• Exercise prompt: Each entry should be quoted word for word, including every mark of punctuation.

[Dataset records]
====

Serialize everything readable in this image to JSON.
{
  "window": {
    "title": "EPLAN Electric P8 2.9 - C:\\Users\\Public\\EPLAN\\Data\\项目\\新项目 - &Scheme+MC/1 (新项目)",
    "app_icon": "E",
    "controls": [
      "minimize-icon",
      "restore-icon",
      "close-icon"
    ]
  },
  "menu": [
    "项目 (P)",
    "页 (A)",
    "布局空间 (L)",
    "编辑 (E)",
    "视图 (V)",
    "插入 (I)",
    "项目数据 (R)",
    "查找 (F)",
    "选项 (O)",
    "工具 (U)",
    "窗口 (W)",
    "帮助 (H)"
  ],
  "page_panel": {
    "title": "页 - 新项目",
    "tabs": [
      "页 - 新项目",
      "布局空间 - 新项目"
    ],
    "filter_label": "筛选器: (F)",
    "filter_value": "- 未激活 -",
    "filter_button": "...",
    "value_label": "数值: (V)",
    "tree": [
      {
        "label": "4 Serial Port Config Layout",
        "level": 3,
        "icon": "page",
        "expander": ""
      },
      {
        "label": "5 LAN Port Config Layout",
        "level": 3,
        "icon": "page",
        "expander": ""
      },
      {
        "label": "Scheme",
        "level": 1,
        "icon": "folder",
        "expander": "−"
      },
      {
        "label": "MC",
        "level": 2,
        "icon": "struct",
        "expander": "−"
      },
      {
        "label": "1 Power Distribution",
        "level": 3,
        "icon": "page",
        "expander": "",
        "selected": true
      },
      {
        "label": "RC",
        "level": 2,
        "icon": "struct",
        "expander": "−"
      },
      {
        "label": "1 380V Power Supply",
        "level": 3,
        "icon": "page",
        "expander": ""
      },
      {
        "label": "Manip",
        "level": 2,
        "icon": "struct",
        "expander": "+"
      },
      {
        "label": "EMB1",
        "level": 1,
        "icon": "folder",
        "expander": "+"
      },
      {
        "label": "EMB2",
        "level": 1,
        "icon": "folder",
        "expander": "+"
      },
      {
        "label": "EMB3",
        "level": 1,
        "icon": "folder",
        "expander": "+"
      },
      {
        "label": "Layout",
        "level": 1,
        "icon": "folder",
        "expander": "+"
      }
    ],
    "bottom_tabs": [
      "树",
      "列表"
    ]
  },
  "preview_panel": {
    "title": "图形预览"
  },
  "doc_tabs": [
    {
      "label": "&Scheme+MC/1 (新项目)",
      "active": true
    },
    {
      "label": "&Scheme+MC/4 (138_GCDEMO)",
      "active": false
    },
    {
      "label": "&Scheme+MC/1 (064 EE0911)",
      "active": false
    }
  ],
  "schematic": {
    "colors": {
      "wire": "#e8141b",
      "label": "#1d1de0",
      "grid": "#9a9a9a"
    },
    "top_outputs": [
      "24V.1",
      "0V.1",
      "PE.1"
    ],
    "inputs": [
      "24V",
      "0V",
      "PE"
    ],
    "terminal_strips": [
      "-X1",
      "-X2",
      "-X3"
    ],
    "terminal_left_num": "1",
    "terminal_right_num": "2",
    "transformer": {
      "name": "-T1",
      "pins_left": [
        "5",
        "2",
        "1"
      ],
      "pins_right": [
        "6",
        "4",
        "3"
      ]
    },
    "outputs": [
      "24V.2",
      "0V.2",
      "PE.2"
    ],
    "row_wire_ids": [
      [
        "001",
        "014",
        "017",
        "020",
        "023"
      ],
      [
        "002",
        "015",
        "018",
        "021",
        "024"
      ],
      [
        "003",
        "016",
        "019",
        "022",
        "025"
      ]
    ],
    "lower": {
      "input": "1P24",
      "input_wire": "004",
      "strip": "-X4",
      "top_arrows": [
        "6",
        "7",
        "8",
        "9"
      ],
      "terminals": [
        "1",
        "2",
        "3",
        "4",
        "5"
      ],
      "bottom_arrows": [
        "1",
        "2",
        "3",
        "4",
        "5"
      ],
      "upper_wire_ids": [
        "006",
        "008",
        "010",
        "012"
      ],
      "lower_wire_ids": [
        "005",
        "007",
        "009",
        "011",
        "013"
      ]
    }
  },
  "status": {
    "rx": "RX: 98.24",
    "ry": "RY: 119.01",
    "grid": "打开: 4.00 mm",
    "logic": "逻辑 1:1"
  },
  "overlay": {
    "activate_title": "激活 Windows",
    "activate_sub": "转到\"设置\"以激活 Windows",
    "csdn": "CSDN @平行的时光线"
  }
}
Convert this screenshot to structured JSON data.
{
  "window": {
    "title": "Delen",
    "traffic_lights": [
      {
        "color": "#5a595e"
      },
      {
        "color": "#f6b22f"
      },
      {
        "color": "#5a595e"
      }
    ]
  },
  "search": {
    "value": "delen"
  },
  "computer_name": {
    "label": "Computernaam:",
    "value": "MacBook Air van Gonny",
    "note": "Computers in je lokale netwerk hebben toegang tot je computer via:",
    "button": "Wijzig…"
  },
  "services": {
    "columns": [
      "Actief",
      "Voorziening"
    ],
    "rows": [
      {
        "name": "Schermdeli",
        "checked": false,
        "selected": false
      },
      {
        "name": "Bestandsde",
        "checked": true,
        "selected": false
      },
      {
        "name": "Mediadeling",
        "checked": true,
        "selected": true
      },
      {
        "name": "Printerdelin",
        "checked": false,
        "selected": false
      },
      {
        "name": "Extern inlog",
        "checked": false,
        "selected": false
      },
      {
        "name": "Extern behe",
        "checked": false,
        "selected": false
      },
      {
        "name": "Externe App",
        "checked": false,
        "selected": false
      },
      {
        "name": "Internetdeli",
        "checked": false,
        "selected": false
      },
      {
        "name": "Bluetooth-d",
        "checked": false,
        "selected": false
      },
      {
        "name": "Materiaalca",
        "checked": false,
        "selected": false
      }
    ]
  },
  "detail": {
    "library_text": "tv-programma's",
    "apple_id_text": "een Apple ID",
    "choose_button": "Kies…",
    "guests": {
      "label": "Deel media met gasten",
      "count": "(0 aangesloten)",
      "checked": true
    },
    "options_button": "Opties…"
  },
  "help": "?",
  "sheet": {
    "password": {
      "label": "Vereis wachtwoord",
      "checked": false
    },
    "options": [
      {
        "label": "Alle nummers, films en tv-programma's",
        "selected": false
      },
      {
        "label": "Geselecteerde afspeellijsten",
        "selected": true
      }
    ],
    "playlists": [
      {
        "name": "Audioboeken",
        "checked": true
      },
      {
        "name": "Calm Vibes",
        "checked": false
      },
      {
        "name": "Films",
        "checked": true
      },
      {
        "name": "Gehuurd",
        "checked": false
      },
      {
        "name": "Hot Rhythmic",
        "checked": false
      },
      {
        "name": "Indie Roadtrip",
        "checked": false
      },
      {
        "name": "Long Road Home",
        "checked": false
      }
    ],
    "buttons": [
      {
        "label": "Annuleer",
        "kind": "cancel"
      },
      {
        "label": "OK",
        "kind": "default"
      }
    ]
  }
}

====

• Solution for this problem:
Serialize everything readable in this image to JSON.
{
  "window": {
    "title": "EPLAN Electric P8 2.9 - C:\\Users\\Public\\EPLAN\\Data\\项目\\新项目 - &Scheme+MC/1 (新项目)",
    "app_icon": "E",
    "controls": [
      "minimize-icon",
      "restore-icon",
      "close-icon"
    ]
  },
  "menu": [
    "项目 (P)",
    "页 (A)",
    "布局空间 (L)",
    "编辑 (E)",
    "视图 (V)",
    "插入 (I)",
    "项目数据 (R)",
    "查找 (F)",
    "选项 (O)",
    "工具 (U)",
    "窗口 (W)",
    "帮助 (H)"
  ],
  "page_panel": {
    "title": "页 - 新项目",
    "tabs": [
      "页 - 新项目",
      "布局空间 - 新项目"
    ],
    "filter_label": "筛选器: (F)",
    "filter_value": "- 未激活 -",
    "filter_button": "...",
    "value_label": "数值: (V)",
    "tree": [
      {
        "label": "4 Serial Port Config Layout",
        "level": 3,
        "icon": "page",
        "expander": ""
      },
      {
        "label": "5 LAN Port Config Layout",
        "level": 3,
        "icon": "page",
        "expander": ""
      },
      {
        "label": "Scheme",
        "level": 1,
        "icon": "folder",
        "expander": "−"
      },
      {
        "label": "MC",
        "level": 2,
        "icon": "struct",
        "expander": "−"
      },
      {
        "label": "1 Power Distribution",
        "level": 3,
        "icon": "page",
        "expander": "",
        "selected": true
      },
      {
        "label": "RC",
        "level": 2,
        "icon": "struct",
        "expander": "−"
      },
      {
        "label": "1 380V Power Supply",
        "level": 3,
        "icon": "page",
        "expander": ""
      },
      {
        "label": "Manip",
        "level": 2,
        "icon": "struct",
        "expander": "+"
      },
      {
        "label": "EMB1",
        "level": 1,
        "icon": "folder",
        "expander": "+"
      },
      {
        "label": "EMB2",
        "level": 1,
        "icon": "folder",
        "expander": "+"
      },
      {
        "label": "EMB3",
        "level": 1,
        "icon": "folder",
        "expander": "+"
      },
      {
        "label": "Layout",
        "level": 1,
        "icon": "folder",
        "expander": "+"
      }
    ],
    "bottom_tabs": [
      "树",
      "列表"
    ]
  },
  "preview_panel": {
    "title": "图形预览"
  },
  "doc_tabs": [
    {
      "label": "&Scheme+MC/1 (新项目)",
      "active": true
    },
    {
      "label": "&Scheme+MC/4 (138_GCDEMO)",
      "active": false
    },
    {
      "label": "&Scheme+MC/1 (064 EE0911)",
      "active": false
    }
  ],
  "schematic": {
    "colors": {
      "wire": "#e8141b",
      "label": "#1d1de0",
      "grid": "#9a9a9a"
    },
    "top_outputs": [
      "24V.1",
      "0V.1",
      "PE.1"
    ],
    "inputs": [
      "24V",
      "0V",
      "PE"
    ],
    "terminal_strips": [
      "-X1",
      "-X2",
      "-X3"
    ],
    "terminal_left_num": "1",
    "terminal_right_num": "2",
    "transformer": {
      "name": "-T1",
      "pins_left": [
        "5",
        "2",
        "1"
      ],
      "pins_right": [
        "6",
        "4",
        "3"
      ]
    },
    "outputs": [
      "24V.2",
      "0V.2",
      "PE.2"
    ],
    "row_wire_ids": [
      [
        "001",
        "014",
        "017",
        "020",
        "023"
      ],
      [
        "002",
        "015",
        "018",
        "021",
        "024"
      ],
      [
        "003",
        "016",
        "019",
        "022",
        "025"
      ]
    ],
    "lower": {
      "input": "1P24",
      "input_wire": "004",
      "strip": "-X4",
      "top_arrows": [
        "6",
        "7",
        "8",
        "9"
      ],
      "terminals": [
        "1",
        "2",
        "3",
        "4",
        "5"
      ],
      "bottom_arrows": [
        "1",
        "2",
        "3",
        "4",
        "5"
      ],
      "upper_wire_ids": [
        "006",
        "008",
        "010",
        "012"
      ],
      "lower_wire_ids": [
        "005",
        "007",
        "009",
        "011",
        "013"
      ]
    }
  },
  "status": {
    "rx": "RX: 98.24",
    "ry": "RY: 119.01",
    "grid": "打开: 4.00 mm",
    "logic": "逻辑 1:1"
  },
  "overlay": {
    "activate_title": "激活 Windows",
    "activate_sub": "转到\"设置\"以激活 Windows",
    "csdn": "CSDN @平行的时光线"
  }
}
Convert this screenshot to structured JSON data.
{
  "window": {
    "title": "Delen",
    "traffic_lights": [
      {
        "color": "#5a595e"
      },
      {
        "color": "#f6b22f"
      },
      {
        "color": "#5a595e"
      }
    ]
  },
  "search": {
    "value": "delen"
  },
  "computer_name": {
    "label": "Computernaam:",
    "value": "MacBook Air van Gonny",
    "note": "Computers in je lokale netwerk hebben toegang tot je computer via:",
    "button": "Wijzig…"
  },
  "services": {
    "columns": [
      "Actief",
      "Voorziening"
    ],
    "rows": [
      {
        "name": "Schermdeli",
        "checked": false,
        "selected": false
      },
      {
        "name": "Bestandsde",
        "checked": true,
        "selected": false
      },
      {
        "name": "Mediadeling",
        "checked": true,
        "selected": true
      },
      {
        "name": "Printerdelin",
        "checked": false,
        "selected": false
      },
      {
        "name": "Extern inlog",
        "checked": false,
        "selected": false
      },
      {
        "name": "Extern behe",
        "checked": false,
        "selected": false
      },
      {
        "name": "Externe App",
        "checked": false,
        "selected": false
      },
      {
        "name": "Internetdeli",
        "checked": false,
        "selected": false
      },
      {
        "name": "Bluetooth-d",
        "checked": false,
        "selected": false
      },
      {
        "name": "Materiaalca",
        "checked": false,
        "selected": false
      }
    ]
  },
  "detail": {
    "library_text": "tv-programma's",
    "apple_id_text": "een Apple ID",
    "choose_button": "Kies…",
    "guests": {
      "label": "Deel media met gasten",
      "count": "(0 aangesloten)",
      "checked": true
    },
    "options_button": "Opties…"
  },
  "help": "?",
  "sheet": {
    "password": {
      "label": "Vereis wachtwoord",
      "checked": false
    },
    "options": [
      {
        "label": "Alle nummers, films en tv-programma's",
        "selected": false
      },
      {
        "label": "Geselecteerde afspeellijsten",
        "selected": true
      }
    ],
    "playlists": [
      {
        "name": "Audioboeken",
        "checked": true
      },
      {
        "name": "Calm Vibes",
        "checked": false
      },
      {
        "name": "Films",
        "checked": true
      },
      {
        "name": "Gehuurd",
        "checked": false
      },
      {
        "name": "Hot Rhythmic",
        "checked": false
      },
      {
        "name": "Indie Roadtrip",
        "checked": false
      },
      {
        "name": "Long Road Home",
        "checked": false
      }
    ],
    "buttons": [
      {
        "label": "Annuleer",
        "kind": "cancel"
      },
      {
        "label": "OK",
        "kind": "default"
      }
    ]
  }
}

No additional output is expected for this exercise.